* Text for analysis

Vitamin D Supplementation May Not Be Effective in Bipolar Depression, But Is Still Worth Doing
In some studies, vitamin D supplementation (1,500 IU/day) has been found to improve unipolar depression. Recently, researchers led by Wendy K. Marsh found that compared to placebo, 12 weeks of vitamin D3 supplementation (5,000 IU/day) did not produce greater improvement in depressive symptoms. The study, presented at the 2016 meeting of the Society of Biological Psychiatry, included 33 adult participants whose vitamin D levels remained deficient throughout the study.
Editor’s Note: Caution is urged in interpreting this small study, especially because the participants did not achieve healthy levels of vitamin D.
Low levels of vitamin D are common in children and adults with bipolar disorder. Future research may explore whether raising vitamin D levels to healthy levels has a beneficial effect on mood. There are many other benefits to vitamin D supplementation. It can improve cognition, regulate calcium and phosphorus absorption, and maintain healthy bones and teeth. It may also protect against diseases such as cancer, type 1 diabetes, multiple sclerosis, rheumatoid arthritis, and Crohn’s disease. Improved cardiovascular health is also a possible benefit of vitamin D supplementation.

Structured page parsing rows:
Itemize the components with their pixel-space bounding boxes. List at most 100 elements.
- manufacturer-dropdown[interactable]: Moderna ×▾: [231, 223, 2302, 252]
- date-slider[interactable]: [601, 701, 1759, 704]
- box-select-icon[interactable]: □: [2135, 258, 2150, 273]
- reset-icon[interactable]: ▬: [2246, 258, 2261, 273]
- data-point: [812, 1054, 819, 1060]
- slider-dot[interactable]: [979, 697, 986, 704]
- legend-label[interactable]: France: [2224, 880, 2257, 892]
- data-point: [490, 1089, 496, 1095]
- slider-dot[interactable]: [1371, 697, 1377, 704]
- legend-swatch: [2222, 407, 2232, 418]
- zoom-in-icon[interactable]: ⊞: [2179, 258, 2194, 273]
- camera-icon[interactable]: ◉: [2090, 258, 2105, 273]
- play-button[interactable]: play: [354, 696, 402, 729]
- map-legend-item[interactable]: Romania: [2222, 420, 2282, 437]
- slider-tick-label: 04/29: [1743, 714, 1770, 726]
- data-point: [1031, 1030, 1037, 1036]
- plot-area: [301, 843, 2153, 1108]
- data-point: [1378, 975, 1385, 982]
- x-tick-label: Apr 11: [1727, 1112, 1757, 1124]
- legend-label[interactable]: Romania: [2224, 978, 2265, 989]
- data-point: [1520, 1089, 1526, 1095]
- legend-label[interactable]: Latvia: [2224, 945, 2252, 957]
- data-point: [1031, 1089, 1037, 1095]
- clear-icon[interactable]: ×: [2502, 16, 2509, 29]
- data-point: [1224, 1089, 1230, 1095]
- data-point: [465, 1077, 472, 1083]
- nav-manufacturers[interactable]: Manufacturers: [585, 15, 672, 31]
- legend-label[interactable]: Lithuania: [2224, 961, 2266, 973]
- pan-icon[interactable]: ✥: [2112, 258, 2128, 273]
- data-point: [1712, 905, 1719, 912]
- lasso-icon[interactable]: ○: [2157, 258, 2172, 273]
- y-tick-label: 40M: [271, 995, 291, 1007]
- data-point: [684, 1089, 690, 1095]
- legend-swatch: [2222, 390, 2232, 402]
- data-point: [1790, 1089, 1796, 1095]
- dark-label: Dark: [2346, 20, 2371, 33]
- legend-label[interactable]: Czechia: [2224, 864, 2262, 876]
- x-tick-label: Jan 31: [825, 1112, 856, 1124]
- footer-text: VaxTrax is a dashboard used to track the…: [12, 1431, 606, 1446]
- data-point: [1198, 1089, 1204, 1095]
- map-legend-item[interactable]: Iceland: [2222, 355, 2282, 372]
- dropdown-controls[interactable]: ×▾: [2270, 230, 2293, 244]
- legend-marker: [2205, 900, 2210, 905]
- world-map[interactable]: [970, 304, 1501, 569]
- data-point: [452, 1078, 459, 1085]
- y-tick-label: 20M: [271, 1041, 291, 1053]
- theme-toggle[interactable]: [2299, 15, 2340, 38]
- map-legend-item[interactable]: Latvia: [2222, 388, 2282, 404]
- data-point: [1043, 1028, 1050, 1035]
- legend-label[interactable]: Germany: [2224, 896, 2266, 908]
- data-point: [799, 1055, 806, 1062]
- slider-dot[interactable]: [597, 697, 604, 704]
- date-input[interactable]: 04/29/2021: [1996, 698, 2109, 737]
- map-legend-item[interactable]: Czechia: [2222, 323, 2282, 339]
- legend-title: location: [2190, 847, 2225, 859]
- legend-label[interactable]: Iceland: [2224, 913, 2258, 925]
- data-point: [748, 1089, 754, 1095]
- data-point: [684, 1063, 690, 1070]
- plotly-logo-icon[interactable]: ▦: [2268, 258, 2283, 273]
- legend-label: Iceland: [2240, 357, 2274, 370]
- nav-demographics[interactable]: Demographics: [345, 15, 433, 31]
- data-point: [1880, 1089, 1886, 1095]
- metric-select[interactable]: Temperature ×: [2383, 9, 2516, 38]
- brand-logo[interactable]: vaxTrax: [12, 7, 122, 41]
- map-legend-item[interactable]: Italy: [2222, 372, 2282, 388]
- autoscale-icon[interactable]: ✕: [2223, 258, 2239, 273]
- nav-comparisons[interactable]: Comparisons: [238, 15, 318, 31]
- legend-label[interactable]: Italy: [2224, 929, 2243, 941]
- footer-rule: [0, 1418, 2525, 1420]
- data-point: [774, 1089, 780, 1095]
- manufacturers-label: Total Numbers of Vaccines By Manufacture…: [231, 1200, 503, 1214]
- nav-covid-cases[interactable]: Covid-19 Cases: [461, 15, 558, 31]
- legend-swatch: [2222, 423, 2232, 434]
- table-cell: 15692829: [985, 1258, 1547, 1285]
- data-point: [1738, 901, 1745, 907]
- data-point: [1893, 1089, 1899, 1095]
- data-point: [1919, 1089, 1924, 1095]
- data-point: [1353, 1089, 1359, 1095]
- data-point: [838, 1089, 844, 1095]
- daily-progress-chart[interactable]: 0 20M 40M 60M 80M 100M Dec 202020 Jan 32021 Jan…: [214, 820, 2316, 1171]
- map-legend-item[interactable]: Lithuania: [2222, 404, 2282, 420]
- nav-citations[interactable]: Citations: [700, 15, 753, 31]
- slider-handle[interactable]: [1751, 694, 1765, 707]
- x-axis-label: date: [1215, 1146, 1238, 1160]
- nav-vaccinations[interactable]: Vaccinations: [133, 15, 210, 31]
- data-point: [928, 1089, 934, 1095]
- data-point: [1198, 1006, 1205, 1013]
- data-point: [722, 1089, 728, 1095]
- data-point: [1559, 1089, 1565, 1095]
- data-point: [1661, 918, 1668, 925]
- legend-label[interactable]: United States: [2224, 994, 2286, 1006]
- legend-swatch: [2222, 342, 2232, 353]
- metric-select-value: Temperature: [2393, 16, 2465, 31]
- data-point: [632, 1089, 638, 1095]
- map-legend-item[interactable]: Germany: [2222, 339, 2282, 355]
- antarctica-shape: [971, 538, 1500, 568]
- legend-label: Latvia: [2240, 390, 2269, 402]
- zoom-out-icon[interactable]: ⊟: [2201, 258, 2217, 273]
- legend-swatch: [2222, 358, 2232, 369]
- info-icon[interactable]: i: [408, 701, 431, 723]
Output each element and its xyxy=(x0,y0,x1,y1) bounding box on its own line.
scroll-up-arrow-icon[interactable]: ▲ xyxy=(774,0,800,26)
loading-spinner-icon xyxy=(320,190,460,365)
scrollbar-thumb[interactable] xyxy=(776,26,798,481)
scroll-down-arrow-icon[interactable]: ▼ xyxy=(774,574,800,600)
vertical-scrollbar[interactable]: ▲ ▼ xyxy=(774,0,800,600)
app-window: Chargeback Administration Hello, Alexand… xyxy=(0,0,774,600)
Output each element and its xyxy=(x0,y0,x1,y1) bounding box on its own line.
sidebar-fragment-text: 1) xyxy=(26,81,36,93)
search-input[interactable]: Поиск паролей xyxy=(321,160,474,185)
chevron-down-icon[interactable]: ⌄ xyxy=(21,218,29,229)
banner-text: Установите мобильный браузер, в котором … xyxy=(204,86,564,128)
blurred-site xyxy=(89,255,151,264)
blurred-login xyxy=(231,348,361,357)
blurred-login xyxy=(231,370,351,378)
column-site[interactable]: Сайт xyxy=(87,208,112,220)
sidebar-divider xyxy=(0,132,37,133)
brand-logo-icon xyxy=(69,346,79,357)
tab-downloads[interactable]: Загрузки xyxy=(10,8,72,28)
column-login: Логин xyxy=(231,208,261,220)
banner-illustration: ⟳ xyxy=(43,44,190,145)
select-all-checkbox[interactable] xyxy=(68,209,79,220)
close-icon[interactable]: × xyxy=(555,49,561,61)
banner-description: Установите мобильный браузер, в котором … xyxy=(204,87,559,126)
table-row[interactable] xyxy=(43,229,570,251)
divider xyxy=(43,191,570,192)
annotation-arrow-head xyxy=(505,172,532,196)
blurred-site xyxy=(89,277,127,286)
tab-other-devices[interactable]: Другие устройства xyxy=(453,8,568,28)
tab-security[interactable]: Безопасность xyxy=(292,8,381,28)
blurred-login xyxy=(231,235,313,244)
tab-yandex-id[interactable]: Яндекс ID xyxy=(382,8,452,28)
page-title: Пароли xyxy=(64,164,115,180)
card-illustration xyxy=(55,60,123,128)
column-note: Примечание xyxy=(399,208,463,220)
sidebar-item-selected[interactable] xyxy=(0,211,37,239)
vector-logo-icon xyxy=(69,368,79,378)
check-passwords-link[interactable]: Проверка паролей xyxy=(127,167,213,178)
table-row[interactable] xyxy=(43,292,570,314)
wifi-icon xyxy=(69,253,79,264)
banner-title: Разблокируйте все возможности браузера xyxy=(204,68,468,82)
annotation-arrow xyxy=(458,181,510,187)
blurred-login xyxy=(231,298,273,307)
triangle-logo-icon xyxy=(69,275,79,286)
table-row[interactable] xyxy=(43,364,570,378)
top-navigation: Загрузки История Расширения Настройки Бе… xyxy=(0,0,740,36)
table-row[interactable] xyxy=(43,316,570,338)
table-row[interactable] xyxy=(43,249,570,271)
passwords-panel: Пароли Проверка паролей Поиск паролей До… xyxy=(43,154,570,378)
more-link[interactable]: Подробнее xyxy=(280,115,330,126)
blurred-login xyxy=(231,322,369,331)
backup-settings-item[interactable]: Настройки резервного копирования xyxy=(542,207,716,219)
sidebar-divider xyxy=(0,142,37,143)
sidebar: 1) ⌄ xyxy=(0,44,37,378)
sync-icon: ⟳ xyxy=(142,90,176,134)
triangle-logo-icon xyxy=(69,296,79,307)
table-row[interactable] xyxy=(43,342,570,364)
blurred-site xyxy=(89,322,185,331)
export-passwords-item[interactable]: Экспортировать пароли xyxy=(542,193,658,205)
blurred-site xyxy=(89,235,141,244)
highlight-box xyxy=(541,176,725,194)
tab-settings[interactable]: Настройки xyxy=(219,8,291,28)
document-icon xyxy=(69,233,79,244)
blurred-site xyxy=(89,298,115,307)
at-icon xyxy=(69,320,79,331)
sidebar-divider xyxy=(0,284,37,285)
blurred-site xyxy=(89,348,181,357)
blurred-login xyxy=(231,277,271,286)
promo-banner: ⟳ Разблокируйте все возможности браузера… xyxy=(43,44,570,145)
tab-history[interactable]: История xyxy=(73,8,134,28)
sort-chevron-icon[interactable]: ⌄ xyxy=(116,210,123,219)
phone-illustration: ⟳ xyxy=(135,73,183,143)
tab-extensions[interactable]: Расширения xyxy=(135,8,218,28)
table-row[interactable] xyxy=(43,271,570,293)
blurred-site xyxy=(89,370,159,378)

* Exercises
A - Name each disease that the article on vitamin D and bipolar depression says vitamin D may protect against.
B - In the vitamin D article, what daily dose of vitamin D3 did participants take in the study led by Wendy K. Marsh?

* Results in order
A - Cancer, type 1 diabetes, multiple sclerosis, rheumatoid arthritis, and Crohn's disease.

B - 5,000 IU/day.